● Records shown:
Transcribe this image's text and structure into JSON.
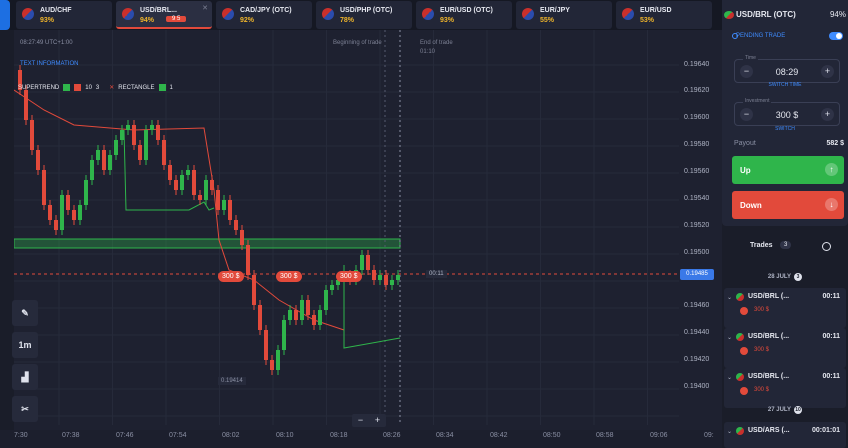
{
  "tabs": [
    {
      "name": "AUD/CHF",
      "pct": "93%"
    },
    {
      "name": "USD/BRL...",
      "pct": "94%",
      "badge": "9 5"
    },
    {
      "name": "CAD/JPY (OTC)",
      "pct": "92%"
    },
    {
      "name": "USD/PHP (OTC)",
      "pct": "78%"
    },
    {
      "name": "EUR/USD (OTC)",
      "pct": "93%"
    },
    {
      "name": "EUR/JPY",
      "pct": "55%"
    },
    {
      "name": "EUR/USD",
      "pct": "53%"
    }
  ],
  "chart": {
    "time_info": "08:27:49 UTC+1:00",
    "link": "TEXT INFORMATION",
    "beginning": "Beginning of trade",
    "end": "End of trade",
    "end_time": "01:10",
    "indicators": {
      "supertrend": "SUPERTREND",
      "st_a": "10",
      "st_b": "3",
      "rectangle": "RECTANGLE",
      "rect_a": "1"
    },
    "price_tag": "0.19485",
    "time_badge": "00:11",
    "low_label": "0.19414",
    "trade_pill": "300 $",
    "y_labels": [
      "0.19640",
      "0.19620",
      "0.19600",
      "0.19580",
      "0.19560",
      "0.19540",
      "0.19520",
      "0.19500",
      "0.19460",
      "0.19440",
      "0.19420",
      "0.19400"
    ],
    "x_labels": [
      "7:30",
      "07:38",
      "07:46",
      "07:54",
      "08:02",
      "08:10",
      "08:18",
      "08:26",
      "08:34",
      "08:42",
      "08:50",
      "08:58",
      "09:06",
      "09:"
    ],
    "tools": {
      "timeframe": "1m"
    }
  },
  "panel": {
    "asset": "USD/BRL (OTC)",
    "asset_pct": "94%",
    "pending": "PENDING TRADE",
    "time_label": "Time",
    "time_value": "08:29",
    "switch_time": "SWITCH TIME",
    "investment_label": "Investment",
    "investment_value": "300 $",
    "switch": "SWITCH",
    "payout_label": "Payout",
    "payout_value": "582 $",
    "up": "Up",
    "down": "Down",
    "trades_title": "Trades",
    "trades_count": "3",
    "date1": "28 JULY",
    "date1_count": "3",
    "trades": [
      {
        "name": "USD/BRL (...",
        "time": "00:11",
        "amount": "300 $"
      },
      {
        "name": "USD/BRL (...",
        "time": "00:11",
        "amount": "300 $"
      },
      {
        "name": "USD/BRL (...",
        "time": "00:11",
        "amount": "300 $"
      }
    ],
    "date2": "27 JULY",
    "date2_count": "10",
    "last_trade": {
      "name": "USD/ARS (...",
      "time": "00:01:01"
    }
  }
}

● Set task: Repeat the entries exactly. Pictures are excluded from the copy.

● Reply:
Transcribe this image's text and structure into JSON.
{
  "tabs": [
    {
      "name": "AUD/CHF",
      "pct": "93%"
    },
    {
      "name": "USD/BRL...",
      "pct": "94%",
      "badge": "9 5"
    },
    {
      "name": "CAD/JPY (OTC)",
      "pct": "92%"
    },
    {
      "name": "USD/PHP (OTC)",
      "pct": "78%"
    },
    {
      "name": "EUR/USD (OTC)",
      "pct": "93%"
    },
    {
      "name": "EUR/JPY",
      "pct": "55%"
    },
    {
      "name": "EUR/USD",
      "pct": "53%"
    }
  ],
  "chart": {
    "time_info": "08:27:49 UTC+1:00",
    "link": "TEXT INFORMATION",
    "beginning": "Beginning of trade",
    "end": "End of trade",
    "end_time": "01:10",
    "indicators": {
      "supertrend": "SUPERTREND",
      "st_a": "10",
      "st_b": "3",
      "rectangle": "RECTANGLE",
      "rect_a": "1"
    },
    "price_tag": "0.19485",
    "time_badge": "00:11",
    "low_label": "0.19414",
    "trade_pill": "300 $",
    "y_labels": [
      "0.19640",
      "0.19620",
      "0.19600",
      "0.19580",
      "0.19560",
      "0.19540",
      "0.19520",
      "0.19500",
      "0.19460",
      "0.19440",
      "0.19420",
      "0.19400"
    ],
    "x_labels": [
      "7:30",
      "07:38",
      "07:46",
      "07:54",
      "08:02",
      "08:10",
      "08:18",
      "08:26",
      "08:34",
      "08:42",
      "08:50",
      "08:58",
      "09:06",
      "09:"
    ],
    "tools": {
      "timeframe": "1m"
    }
  },
  "panel": {
    "asset": "USD/BRL (OTC)",
    "asset_pct": "94%",
    "pending": "PENDING TRADE",
    "time_label": "Time",
    "time_value": "08:29",
    "switch_time": "SWITCH TIME",
    "investment_label": "Investment",
    "investment_value": "300 $",
    "switch": "SWITCH",
    "payout_label": "Payout",
    "payout_value": "582 $",
    "up": "Up",
    "down": "Down",
    "trades_title": "Trades",
    "trades_count": "3",
    "date1": "28 JULY",
    "date1_count": "3",
    "trades": [
      {
        "name": "USD/BRL (...",
        "time": "00:11",
        "amount": "300 $"
      },
      {
        "name": "USD/BRL (...",
        "time": "00:11",
        "amount": "300 $"
      },
      {
        "name": "USD/BRL (...",
        "time": "00:11",
        "amount": "300 $"
      }
    ],
    "date2": "27 JULY",
    "date2_count": "10",
    "last_trade": {
      "name": "USD/ARS (...",
      "time": "00:01:01"
    }
  }
}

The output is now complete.